**THE REQUEST**
Work out how many lines hold the string "communicate". The answer is a single number, nothing more.

#####

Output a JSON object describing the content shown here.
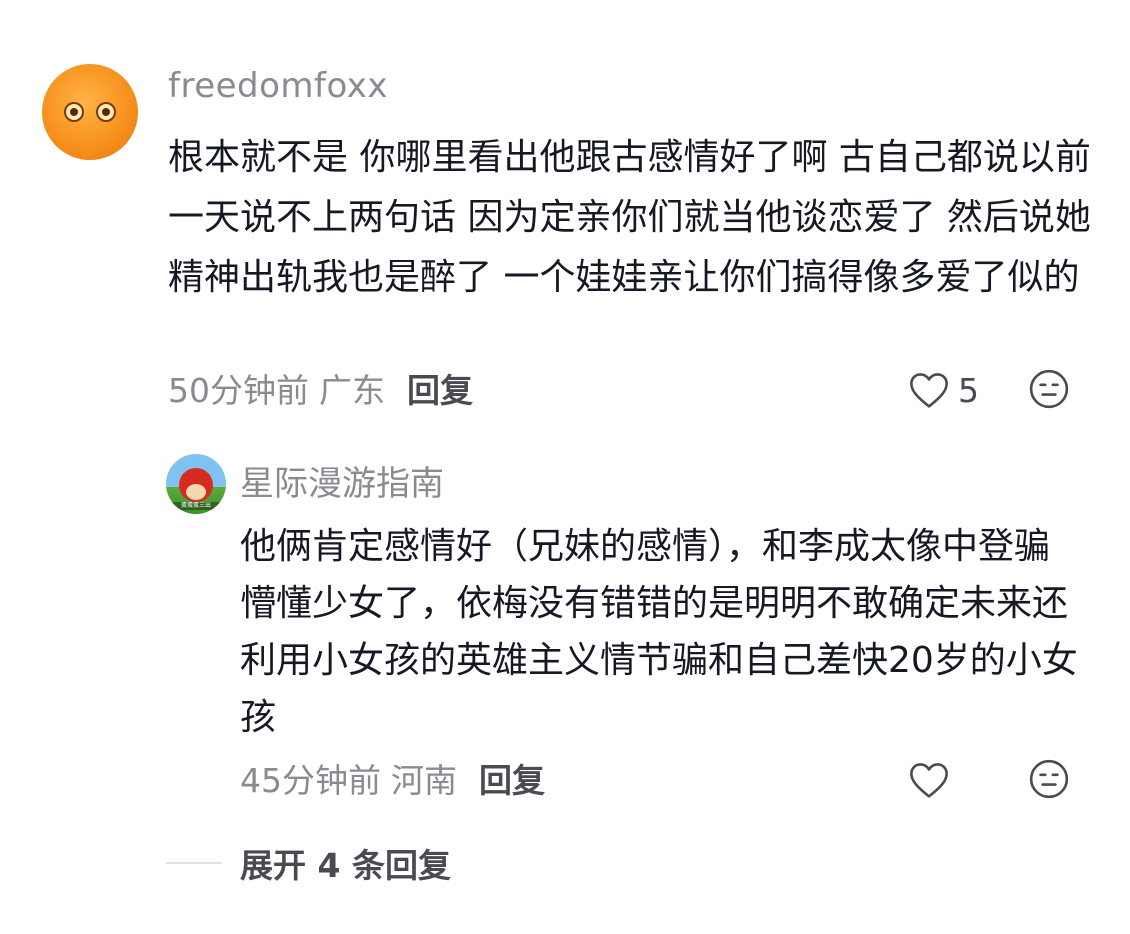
{
  "comment": {
    "avatar_icon": "orange-face-avatar",
    "username": "freedomfoxx",
    "content": "根本就不是 你哪里看出他跟古感情好了啊 古自己都说以前一天说不上两句话 因为定亲你们就当他谈恋爱了 然后说她精神出轨我也是醉了 一个娃娃亲让你们搞得像多爱了似的",
    "time": "50分钟前",
    "location": "广东",
    "reply_label": "回复",
    "like_count": "5",
    "like_icon": "heart-outline-icon",
    "dislike_icon": "meh-face-icon"
  },
  "reply": {
    "avatar_icon": "red-bird-avatar",
    "avatar_caption": "蛋蛋蛋三出",
    "username": "星际漫游指南",
    "content": "他俩肯定感情好（兄妹的感情），和李成太像中登骗懵懂少女了，依梅没有错错的是明明不敢确定未来还利用小女孩的英雄主义情节骗和自己差快20岁的小女孩",
    "time": "45分钟前",
    "location": "河南",
    "reply_label": "回复",
    "like_icon": "heart-outline-icon",
    "dislike_icon": "meh-face-icon"
  },
  "expand_replies": {
    "label": "展开 4 条回复"
  },
  "colors": {
    "text_primary": "#161823",
    "text_secondary": "#8a8b91",
    "action_text": "#4a4b52",
    "divider": "#e2e2e4"
  }
}
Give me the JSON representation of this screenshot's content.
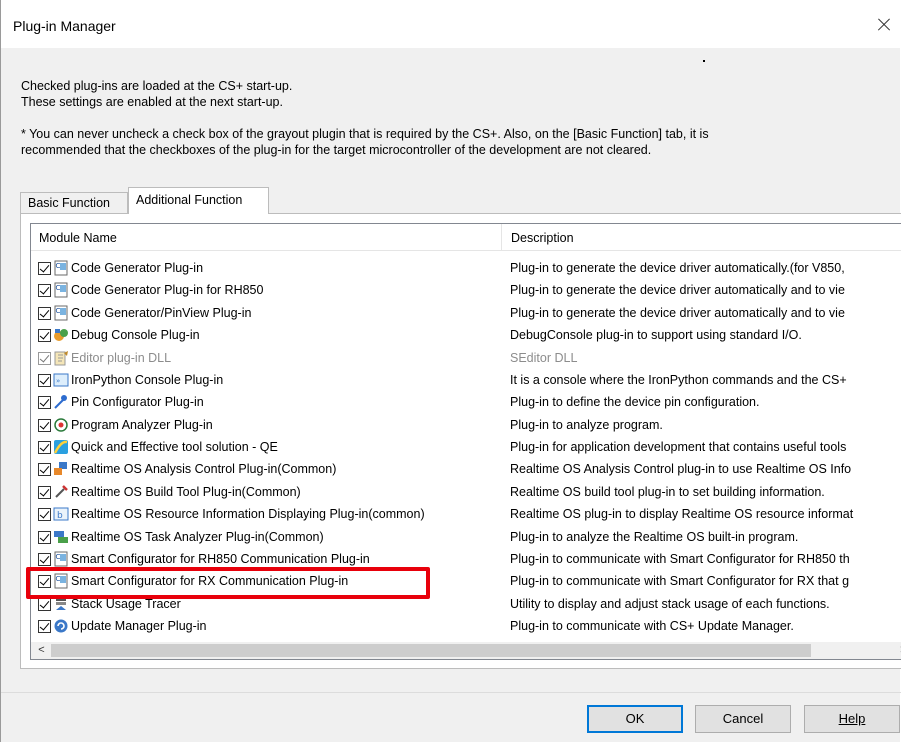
{
  "window": {
    "title": "Plug-in Manager"
  },
  "info": {
    "line1": "Checked plug-ins are loaded at the CS+ start-up.",
    "line2": "These settings are enabled at the next start-up.",
    "note1": "* You can never uncheck a check box of the grayout plugin that is required by the CS+. Also, on the [Basic Function] tab, it is",
    "note2": "recommended that the checkboxes of the plug-in for the target microcontroller of the development are not cleared."
  },
  "tabs": [
    "Basic Function",
    "Additional Function"
  ],
  "active_tab": "Additional Function",
  "columns": {
    "name": "Module Name",
    "description": "Description"
  },
  "rows": [
    {
      "name": "Code Generator Plug-in",
      "description": "Plug-in to generate the device driver automatically.(for V850,",
      "checked": true,
      "gray": false,
      "icon": "c-file-icon"
    },
    {
      "name": "Code Generator Plug-in for RH850",
      "description": "Plug-in to generate the device driver automatically and to vie",
      "checked": true,
      "gray": false,
      "icon": "c-file-icon"
    },
    {
      "name": "Code Generator/PinView Plug-in",
      "description": "Plug-in to generate the device driver automatically and to vie",
      "checked": true,
      "gray": false,
      "icon": "c-file-icon"
    },
    {
      "name": "Debug Console Plug-in",
      "description": "DebugConsole plug-in to support using standard I/O.",
      "checked": true,
      "gray": false,
      "icon": "debug-console-icon"
    },
    {
      "name": "Editor plug-in DLL",
      "description": "SEditor DLL",
      "checked": true,
      "gray": true,
      "icon": "editor-icon"
    },
    {
      "name": "IronPython Console Plug-in",
      "description": "It is a console where the IronPython commands and the CS+",
      "checked": true,
      "gray": false,
      "icon": "console-icon"
    },
    {
      "name": "Pin Configurator Plug-in",
      "description": "Plug-in to define the device pin configuration.",
      "checked": true,
      "gray": false,
      "icon": "pin-icon"
    },
    {
      "name": "Program Analyzer Plug-in",
      "description": "Plug-in to analyze program.",
      "checked": true,
      "gray": false,
      "icon": "analyzer-icon"
    },
    {
      "name": "Quick and Effective tool solution - QE",
      "description": "Plug-in for application development that contains useful tools",
      "checked": true,
      "gray": false,
      "icon": "qe-icon"
    },
    {
      "name": "Realtime OS Analysis Control Plug-in(Common)",
      "description": "Realtime OS Analysis Control plug-in to use Realtime OS Info",
      "checked": true,
      "gray": false,
      "icon": "rtos-analysis-icon"
    },
    {
      "name": "Realtime OS Build Tool Plug-in(Common)",
      "description": "Realtime OS build tool plug-in to set building information.",
      "checked": true,
      "gray": false,
      "icon": "build-tool-icon"
    },
    {
      "name": "Realtime OS Resource Information Displaying Plug-in(common)",
      "description": "Realtime OS plug-in to display Realtime OS resource informat",
      "checked": true,
      "gray": false,
      "icon": "resource-icon"
    },
    {
      "name": "Realtime OS Task Analyzer Plug-in(Common)",
      "description": "Plug-in to analyze the Realtime OS built-in program.",
      "checked": true,
      "gray": false,
      "icon": "task-analyzer-icon"
    },
    {
      "name": "Smart Configurator for RH850 Communication Plug-in",
      "description": "Plug-in to communicate with Smart Configurator for RH850 th",
      "checked": true,
      "gray": false,
      "icon": "c-file-icon"
    },
    {
      "name": "Smart Configurator for RX Communication Plug-in",
      "description": "Plug-in to communicate with Smart Configurator for RX that g",
      "checked": true,
      "gray": false,
      "icon": "c-file-icon"
    },
    {
      "name": "Stack Usage Tracer",
      "description": "Utility to display and adjust stack usage of each functions.",
      "checked": true,
      "gray": false,
      "icon": "stack-icon"
    },
    {
      "name": "Update Manager Plug-in",
      "description": "Plug-in to communicate with CS+ Update Manager.",
      "checked": true,
      "gray": false,
      "icon": "update-icon"
    }
  ],
  "scrollbar": {
    "left": "<",
    "right": ">"
  },
  "buttons": {
    "ok": "OK",
    "cancel": "Cancel",
    "help": "Help"
  },
  "colors": {
    "highlight": "#e8000b",
    "accent": "#0078d7"
  }
}
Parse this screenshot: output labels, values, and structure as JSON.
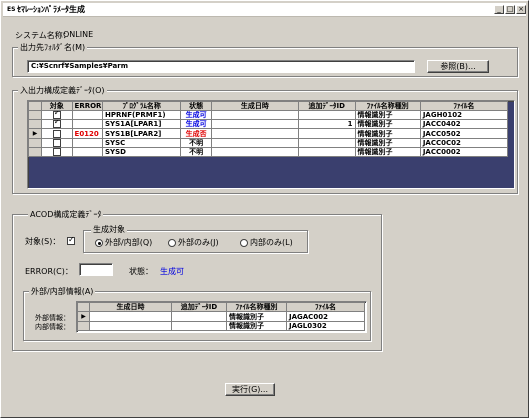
{
  "window": {
    "title": "ｾﾏﾚｰｼｮﾝﾊﾟﾗﾒｰﾀ生成",
    "icon_text": "ES",
    "buttons": [
      "_",
      "□",
      "×"
    ]
  },
  "system_label": "システム名称：",
  "system_name": "ONLINE",
  "output_folder": {
    "group_title": "出力先ﾌｫﾙﾀﾞ名(M)",
    "path": "C:¥Scnrf¥Samples¥Parm",
    "browse_label": "参照(B)..."
  },
  "io_definition": {
    "group_title": "入出力構成定義ﾃﾞｰﾀ(O)",
    "columns": [
      "対象",
      "ERROR",
      "ﾌﾟﾛｸﾞﾗﾑ名称",
      "状態",
      "生成日時",
      "追加ﾃﾞｰﾀID",
      "ﾌｧｲﾙ名称種別",
      "ﾌｧｲﾙ名"
    ],
    "rows": [
      {
        "checked": true,
        "error": "",
        "program": "HPRNF(PRMF1)",
        "status": "生成可",
        "date": "",
        "addid": "",
        "type": "情報識別子",
        "file": "JAGH0102",
        "status_color": "#0000e0",
        "selected": false
      },
      {
        "checked": true,
        "error": "",
        "program": "SYS1A[LPAR1]",
        "status": "生成可",
        "date": "",
        "addid": "1",
        "type": "情報識別子",
        "file": "JACC0402",
        "status_color": "#0000e0",
        "selected": false
      },
      {
        "checked": false,
        "error": "E0120",
        "program": "SYS1B[LPAR2]",
        "status": "生成否",
        "date": "",
        "addid": "",
        "type": "情報識別子",
        "file": "JACC0502",
        "status_color": "#e00000",
        "selected": true
      },
      {
        "checked": false,
        "error": "",
        "program": "SYSC",
        "status": "不明",
        "date": "",
        "addid": "",
        "type": "情報識別子",
        "file": "JACC0C02",
        "status_color": "#000000",
        "selected": false
      },
      {
        "checked": false,
        "error": "",
        "program": "SYSD",
        "status": "不明",
        "date": "",
        "addid": "",
        "type": "情報識別子",
        "file": "JACC0002",
        "status_color": "#000000",
        "selected": false
      }
    ]
  },
  "acod": {
    "group_title": "ACOD構成定義ﾃﾞｰﾀ",
    "target_label": "対象(S)：",
    "target_checked": true,
    "generate_target": {
      "title": "生成対象",
      "options": [
        {
          "label": "外部/内部(Q)",
          "selected": true
        },
        {
          "label": "外部のみ(J)",
          "selected": false
        },
        {
          "label": "内部のみ(L)",
          "selected": false
        }
      ]
    },
    "error_label": "ERROR(C)：",
    "error_value": "",
    "status_label": "状態：",
    "status_value": "生成可",
    "ext_int": {
      "group_title": "外部/内部情報(A)",
      "columns": [
        "生成日時",
        "追加ﾃﾞｰﾀID",
        "ﾌｧｲﾙ名称種別",
        "ﾌｧｲﾙ名"
      ],
      "rows": [
        {
          "label": "外部情報：",
          "date": "",
          "addid": "",
          "type": "情報識別子",
          "file": "JAGAC002"
        },
        {
          "label": "内部情報：",
          "date": "",
          "addid": "",
          "type": "情報識別子",
          "file": "JAGL0302"
        }
      ]
    }
  },
  "execute_label": "実行(G)...",
  "colors": {
    "face": "#d4d0c8",
    "selection": "#0a246a",
    "ok_blue": "#0000e0",
    "ng_red": "#e00000",
    "grid_empty": "#3a3f6e"
  }
}
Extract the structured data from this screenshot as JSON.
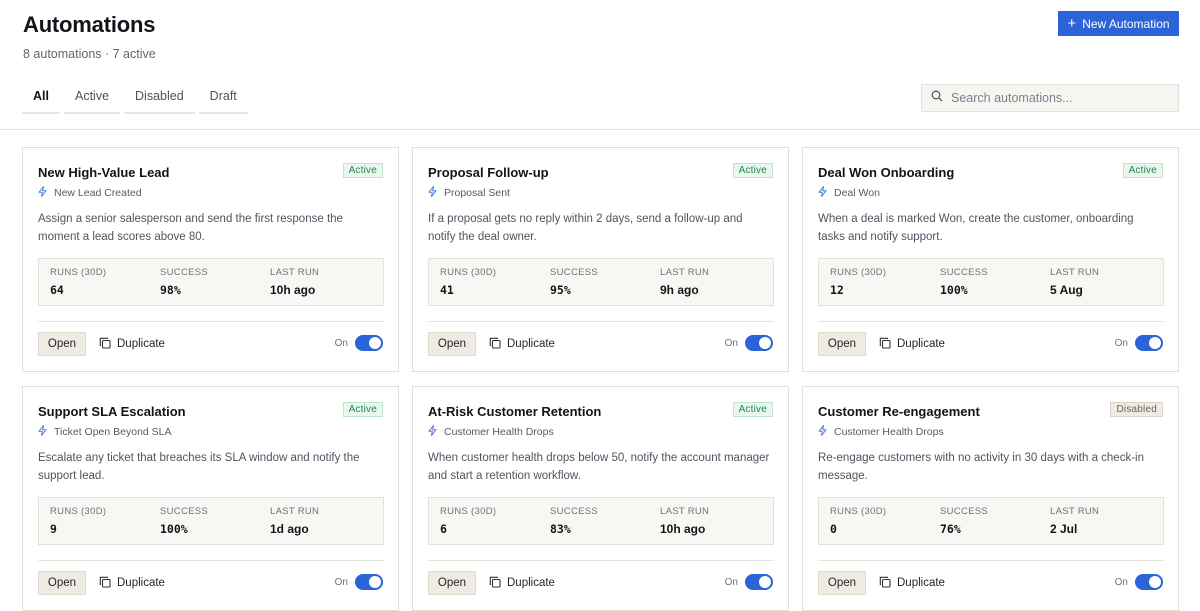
{
  "header": {
    "title": "Automations",
    "subtitle": "8 automations · 7 active",
    "new_button_label": "New Automation"
  },
  "tabs": [
    {
      "label": "All",
      "active": true
    },
    {
      "label": "Active",
      "active": false
    },
    {
      "label": "Disabled",
      "active": false
    },
    {
      "label": "Draft",
      "active": false
    }
  ],
  "search": {
    "placeholder": "Search automations..."
  },
  "stat_labels": {
    "runs": "RUNS (30D)",
    "success": "SUCCESS",
    "last_run": "LAST RUN"
  },
  "card_actions": {
    "open": "Open",
    "duplicate": "Duplicate",
    "toggle_label": "On"
  },
  "colors": {
    "accent": "#2b63d9",
    "active_badge": "#1e8a4c",
    "disabled_badge": "#6a6356"
  },
  "automations": [
    {
      "name": "New High-Value Lead",
      "status": "Active",
      "trigger": "New Lead Created",
      "description": "Assign a senior salesperson and send the first response the moment a lead scores above 80.",
      "runs": "64",
      "success": "98%",
      "last_run": "10h ago"
    },
    {
      "name": "Proposal Follow-up",
      "status": "Active",
      "trigger": "Proposal Sent",
      "description": "If a proposal gets no reply within 2 days, send a follow-up and notify the deal owner.",
      "runs": "41",
      "success": "95%",
      "last_run": "9h ago"
    },
    {
      "name": "Deal Won Onboarding",
      "status": "Active",
      "trigger": "Deal Won",
      "description": "When a deal is marked Won, create the customer, onboarding tasks and notify support.",
      "runs": "12",
      "success": "100%",
      "last_run": "5 Aug"
    },
    {
      "name": "Support SLA Escalation",
      "status": "Active",
      "trigger": "Ticket Open Beyond SLA",
      "description": "Escalate any ticket that breaches its SLA window and notify the support lead.",
      "runs": "9",
      "success": "100%",
      "last_run": "1d ago"
    },
    {
      "name": "At-Risk Customer Retention",
      "status": "Active",
      "trigger": "Customer Health Drops",
      "description": "When customer health drops below 50, notify the account manager and start a retention workflow.",
      "runs": "6",
      "success": "83%",
      "last_run": "10h ago"
    },
    {
      "name": "Customer Re-engagement",
      "status": "Disabled",
      "trigger": "Customer Health Drops",
      "description": "Re-engage customers with no activity in 30 days with a check-in message.",
      "runs": "0",
      "success": "76%",
      "last_run": "2 Jul"
    }
  ]
}
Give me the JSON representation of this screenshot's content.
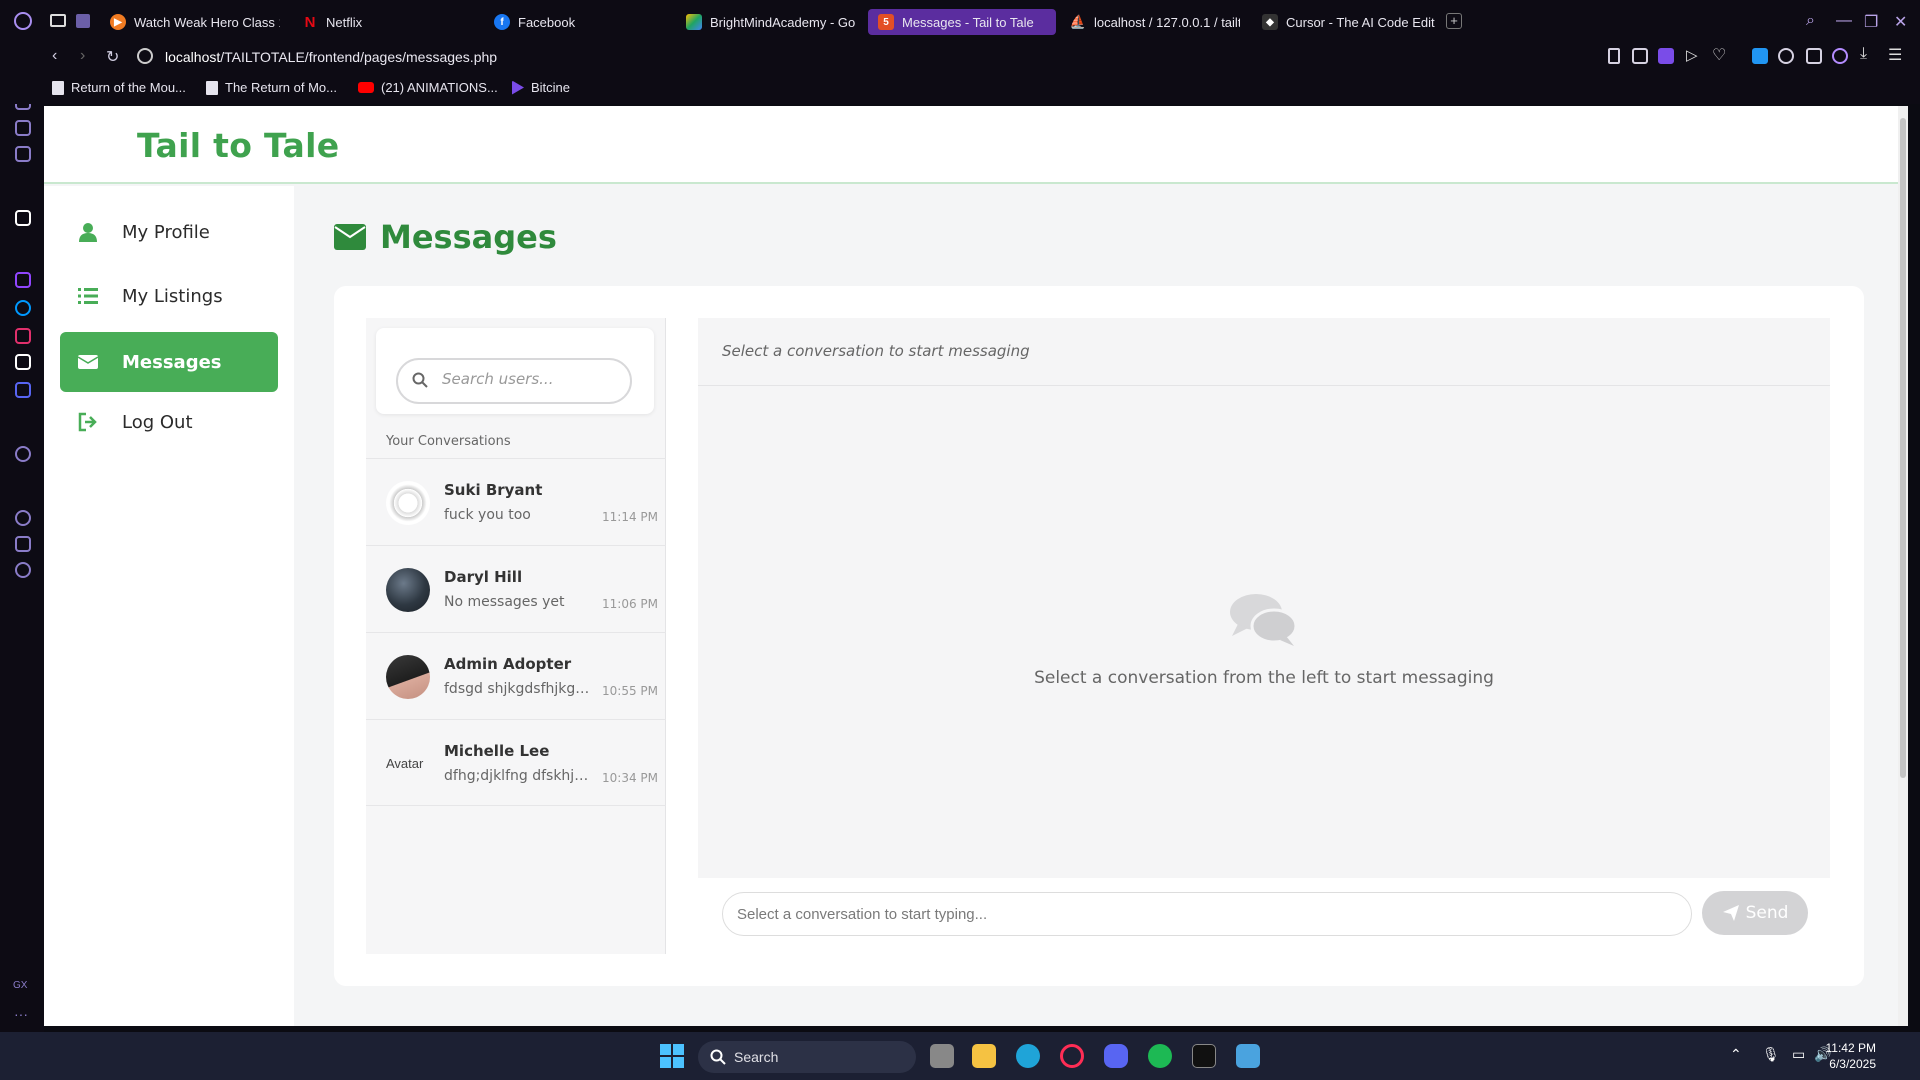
{
  "browser": {
    "tabs": [
      {
        "label": "Watch Weak Hero Class 1",
        "color": "#f07b22"
      },
      {
        "label": "Netflix",
        "color": "#e50914"
      },
      {
        "label": "Facebook",
        "color": "#1877f2"
      },
      {
        "label": "BrightMindAcademy - Go",
        "color": "#1fa463"
      },
      {
        "label": "Messages - Tail to Tale",
        "color": "#e34f26"
      },
      {
        "label": "localhost / 127.0.0.1 / tailt",
        "color": "#f29111"
      },
      {
        "label": "Cursor - The AI Code Edit",
        "color": "#333333"
      }
    ],
    "url_host": "localhost",
    "url_path": "/TAILTOTALE/frontend/pages/messages.php",
    "bookmarks": [
      "Return of the Mou...",
      "The Return of Mo...",
      "(21) ANIMATIONS...",
      "Bitcine"
    ]
  },
  "site": {
    "title": "Tail to Tale",
    "nav": [
      {
        "label": "My Profile",
        "icon": "user-icon"
      },
      {
        "label": "My Listings",
        "icon": "list-icon"
      },
      {
        "label": "Messages",
        "icon": "envelope-icon",
        "active": true
      },
      {
        "label": "Log Out",
        "icon": "logout-icon"
      }
    ],
    "heading": "Messages",
    "accent": "#48ad57"
  },
  "conversations": {
    "search_placeholder": "Search users...",
    "section_label": "Your Conversations",
    "items": [
      {
        "name": "Suki Bryant",
        "preview": "fuck you too",
        "time": "11:14 PM"
      },
      {
        "name": "Daryl Hill",
        "preview": "No messages yet",
        "time": "11:06 PM"
      },
      {
        "name": "Admin Adopter",
        "preview": "fdsgd shjkgdsfhjkg ...",
        "time": "10:55 PM"
      },
      {
        "name": "Michelle Lee",
        "preview": "dfhg;djklfng dfskhjv...",
        "time": "10:34 PM",
        "avatar_alt": "Avatar"
      }
    ]
  },
  "chat": {
    "header": "Select a conversation to start messaging",
    "empty_state": "Select a conversation from the left to start messaging",
    "input_placeholder": "Select a conversation to start typing...",
    "send_label": "Send"
  },
  "taskbar": {
    "search_label": "Search",
    "time": "11:42 PM",
    "date": "6/3/2025"
  }
}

#####

**OUTPUT FOR THIS EXERCISE**
3